_THE REQUEST_
Every line that includes the word "your" is to be listed.
◇ ◇ ◇
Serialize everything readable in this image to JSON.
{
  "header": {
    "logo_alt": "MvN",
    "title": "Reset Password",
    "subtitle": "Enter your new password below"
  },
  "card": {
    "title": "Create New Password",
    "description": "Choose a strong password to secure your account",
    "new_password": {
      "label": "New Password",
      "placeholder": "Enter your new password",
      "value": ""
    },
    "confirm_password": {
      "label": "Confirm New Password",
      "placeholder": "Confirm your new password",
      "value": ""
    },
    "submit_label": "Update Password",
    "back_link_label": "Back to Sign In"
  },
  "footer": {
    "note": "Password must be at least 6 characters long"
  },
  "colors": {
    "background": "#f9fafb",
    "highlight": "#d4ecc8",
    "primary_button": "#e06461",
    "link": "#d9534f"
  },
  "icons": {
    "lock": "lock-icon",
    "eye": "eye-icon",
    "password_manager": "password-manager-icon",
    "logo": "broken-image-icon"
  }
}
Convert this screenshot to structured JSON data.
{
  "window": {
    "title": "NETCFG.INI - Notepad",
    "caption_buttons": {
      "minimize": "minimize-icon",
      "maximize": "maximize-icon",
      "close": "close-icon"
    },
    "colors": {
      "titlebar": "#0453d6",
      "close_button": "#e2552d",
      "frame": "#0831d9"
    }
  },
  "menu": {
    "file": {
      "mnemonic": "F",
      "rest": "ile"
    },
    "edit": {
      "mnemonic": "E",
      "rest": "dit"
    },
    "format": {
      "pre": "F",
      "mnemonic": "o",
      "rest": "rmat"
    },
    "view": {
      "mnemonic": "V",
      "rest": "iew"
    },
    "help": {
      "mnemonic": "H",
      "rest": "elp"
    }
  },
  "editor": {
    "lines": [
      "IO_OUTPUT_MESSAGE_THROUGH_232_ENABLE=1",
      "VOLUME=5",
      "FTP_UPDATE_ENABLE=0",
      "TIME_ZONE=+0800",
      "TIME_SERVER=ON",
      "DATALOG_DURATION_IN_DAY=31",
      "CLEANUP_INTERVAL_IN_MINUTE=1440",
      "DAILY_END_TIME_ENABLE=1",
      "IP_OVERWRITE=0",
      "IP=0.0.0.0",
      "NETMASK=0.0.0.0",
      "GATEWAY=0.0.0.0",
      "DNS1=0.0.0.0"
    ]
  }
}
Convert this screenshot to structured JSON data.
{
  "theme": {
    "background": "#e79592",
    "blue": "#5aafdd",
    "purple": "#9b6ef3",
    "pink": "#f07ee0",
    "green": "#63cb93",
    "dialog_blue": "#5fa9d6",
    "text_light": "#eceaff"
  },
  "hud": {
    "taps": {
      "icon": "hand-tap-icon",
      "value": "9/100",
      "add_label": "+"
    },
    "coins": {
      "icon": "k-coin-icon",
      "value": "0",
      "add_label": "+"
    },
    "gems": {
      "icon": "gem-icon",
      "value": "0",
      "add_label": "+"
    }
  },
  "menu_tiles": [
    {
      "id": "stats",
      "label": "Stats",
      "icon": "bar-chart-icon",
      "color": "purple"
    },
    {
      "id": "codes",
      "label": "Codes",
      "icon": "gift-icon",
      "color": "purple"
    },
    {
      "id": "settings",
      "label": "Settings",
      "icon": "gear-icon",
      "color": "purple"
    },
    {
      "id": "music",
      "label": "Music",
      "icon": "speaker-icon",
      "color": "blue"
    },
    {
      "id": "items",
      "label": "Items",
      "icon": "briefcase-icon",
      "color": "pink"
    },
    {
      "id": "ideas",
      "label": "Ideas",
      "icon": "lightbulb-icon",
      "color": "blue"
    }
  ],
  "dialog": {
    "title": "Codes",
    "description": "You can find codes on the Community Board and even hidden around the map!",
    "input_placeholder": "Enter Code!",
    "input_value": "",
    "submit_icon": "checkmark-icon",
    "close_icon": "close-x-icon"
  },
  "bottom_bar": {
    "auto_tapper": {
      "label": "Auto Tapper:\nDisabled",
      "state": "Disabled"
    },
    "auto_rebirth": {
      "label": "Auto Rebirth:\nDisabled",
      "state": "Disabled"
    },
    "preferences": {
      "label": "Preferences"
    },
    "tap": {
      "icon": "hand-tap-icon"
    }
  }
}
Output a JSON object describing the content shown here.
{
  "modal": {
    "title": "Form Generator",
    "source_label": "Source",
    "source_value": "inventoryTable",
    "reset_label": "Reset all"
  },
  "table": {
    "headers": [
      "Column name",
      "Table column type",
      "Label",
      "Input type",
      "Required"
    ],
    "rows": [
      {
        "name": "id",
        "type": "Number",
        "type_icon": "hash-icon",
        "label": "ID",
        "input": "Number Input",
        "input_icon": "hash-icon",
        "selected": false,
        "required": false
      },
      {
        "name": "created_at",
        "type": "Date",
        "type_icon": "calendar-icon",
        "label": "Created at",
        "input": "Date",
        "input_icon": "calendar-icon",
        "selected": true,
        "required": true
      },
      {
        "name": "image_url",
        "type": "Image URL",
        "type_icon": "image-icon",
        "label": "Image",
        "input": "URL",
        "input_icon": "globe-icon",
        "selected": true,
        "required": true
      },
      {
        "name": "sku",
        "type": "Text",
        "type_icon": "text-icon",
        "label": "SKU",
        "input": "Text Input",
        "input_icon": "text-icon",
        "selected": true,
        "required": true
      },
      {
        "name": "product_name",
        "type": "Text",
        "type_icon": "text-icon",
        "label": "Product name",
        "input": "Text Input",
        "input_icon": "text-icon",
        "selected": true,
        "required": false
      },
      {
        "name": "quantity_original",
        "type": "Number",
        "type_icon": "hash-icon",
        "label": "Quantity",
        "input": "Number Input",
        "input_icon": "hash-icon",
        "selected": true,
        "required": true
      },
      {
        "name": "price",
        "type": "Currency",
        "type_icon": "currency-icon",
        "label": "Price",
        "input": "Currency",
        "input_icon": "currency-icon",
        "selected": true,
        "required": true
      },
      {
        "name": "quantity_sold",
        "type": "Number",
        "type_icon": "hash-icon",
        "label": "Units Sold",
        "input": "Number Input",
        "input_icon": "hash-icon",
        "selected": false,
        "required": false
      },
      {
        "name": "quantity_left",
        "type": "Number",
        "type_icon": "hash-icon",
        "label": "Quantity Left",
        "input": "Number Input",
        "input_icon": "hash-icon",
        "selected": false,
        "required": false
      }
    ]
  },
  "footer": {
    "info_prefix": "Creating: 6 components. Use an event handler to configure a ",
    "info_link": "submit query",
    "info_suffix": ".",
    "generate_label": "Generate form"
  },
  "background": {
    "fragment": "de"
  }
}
◇ ◇ ◇
_TASK ANSWER_
    "subtitle": "Enter your new password below"
    "description": "Choose a strong password to secure your account",
      "placeholder": "Enter your new password",
      "placeholder": "Confirm your new password",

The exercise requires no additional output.